**TASK:**
Give back every line exactly as it appears, pictures excluded.

(Records contained in a dataset)
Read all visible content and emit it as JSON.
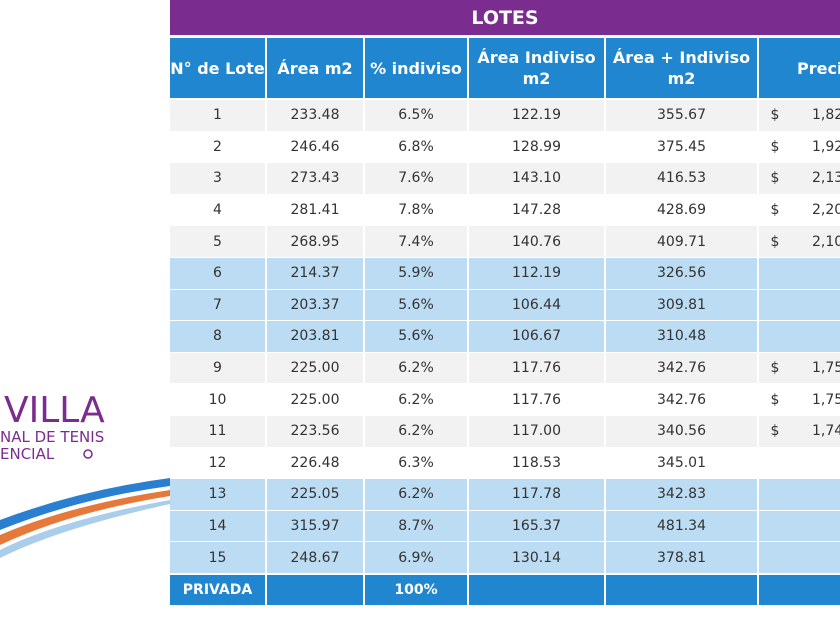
{
  "title": "LOTES",
  "headers": [
    "N° de Lote",
    "Área m2",
    "% indiviso",
    "Área Indiviso m2",
    "Área + Indiviso m2",
    "Preci"
  ],
  "rows": [
    [
      "1",
      "233.48",
      "6.5%",
      "122.19",
      "355.67",
      "$",
      "1,82"
    ],
    [
      "2",
      "246.46",
      "6.8%",
      "128.99",
      "375.45",
      "$",
      "1,92"
    ],
    [
      "3",
      "273.43",
      "7.6%",
      "143.10",
      "416.53",
      "$",
      "2,13"
    ],
    [
      "4",
      "281.41",
      "7.8%",
      "147.28",
      "428.69",
      "$",
      "2,20"
    ],
    [
      "5",
      "268.95",
      "7.4%",
      "140.76",
      "409.71",
      "$",
      "2,10"
    ],
    [
      "6",
      "214.37",
      "5.9%",
      "112.19",
      "326.56"
    ],
    [
      "7",
      "203.37",
      "5.6%",
      "106.44",
      "309.81"
    ],
    [
      "8",
      "203.81",
      "5.6%",
      "106.67",
      "310.48"
    ],
    [
      "9",
      "225.00",
      "6.2%",
      "117.76",
      "342.76",
      "$",
      "1,75"
    ],
    [
      "10",
      "225.00",
      "6.2%",
      "117.76",
      "342.76",
      "$",
      "1,75"
    ],
    [
      "11",
      "223.56",
      "6.2%",
      "117.00",
      "340.56",
      "$",
      "1,74"
    ],
    [
      "12",
      "226.48",
      "6.3%",
      "118.53",
      "345.01"
    ],
    [
      "13",
      "225.05",
      "6.2%",
      "117.78",
      "342.83"
    ],
    [
      "14",
      "315.97",
      "8.7%",
      "165.37",
      "481.34"
    ],
    [
      "15",
      "248.67",
      "6.9%",
      "130.14",
      "378.81"
    ]
  ],
  "footer": [
    "PRIVADA",
    "100%"
  ],
  "logo": {
    "name": "VILLA",
    "line1": "NAL DE TENIS",
    "line2": "ENCIAL"
  }
}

**TASK OUTPUT:**
Read all visible content and emit it as JSON.
{
  "title": "LOTES",
  "headers": [
    "N° de Lote",
    "Área m2",
    "% indiviso",
    "Área Indiviso m2",
    "Área + Indiviso m2",
    "Preci"
  ],
  "rows": [
    [
      "1",
      "233.48",
      "6.5%",
      "122.19",
      "355.67",
      "$",
      "1,82"
    ],
    [
      "2",
      "246.46",
      "6.8%",
      "128.99",
      "375.45",
      "$",
      "1,92"
    ],
    [
      "3",
      "273.43",
      "7.6%",
      "143.10",
      "416.53",
      "$",
      "2,13"
    ],
    [
      "4",
      "281.41",
      "7.8%",
      "147.28",
      "428.69",
      "$",
      "2,20"
    ],
    [
      "5",
      "268.95",
      "7.4%",
      "140.76",
      "409.71",
      "$",
      "2,10"
    ],
    [
      "6",
      "214.37",
      "5.9%",
      "112.19",
      "326.56"
    ],
    [
      "7",
      "203.37",
      "5.6%",
      "106.44",
      "309.81"
    ],
    [
      "8",
      "203.81",
      "5.6%",
      "106.67",
      "310.48"
    ],
    [
      "9",
      "225.00",
      "6.2%",
      "117.76",
      "342.76",
      "$",
      "1,75"
    ],
    [
      "10",
      "225.00",
      "6.2%",
      "117.76",
      "342.76",
      "$",
      "1,75"
    ],
    [
      "11",
      "223.56",
      "6.2%",
      "117.00",
      "340.56",
      "$",
      "1,74"
    ],
    [
      "12",
      "226.48",
      "6.3%",
      "118.53",
      "345.01"
    ],
    [
      "13",
      "225.05",
      "6.2%",
      "117.78",
      "342.83"
    ],
    [
      "14",
      "315.97",
      "8.7%",
      "165.37",
      "481.34"
    ],
    [
      "15",
      "248.67",
      "6.9%",
      "130.14",
      "378.81"
    ]
  ],
  "footer": [
    "PRIVADA",
    "100%"
  ],
  "logo": {
    "name": "VILLA",
    "line1": "NAL DE TENIS",
    "line2": "ENCIAL"
  }
}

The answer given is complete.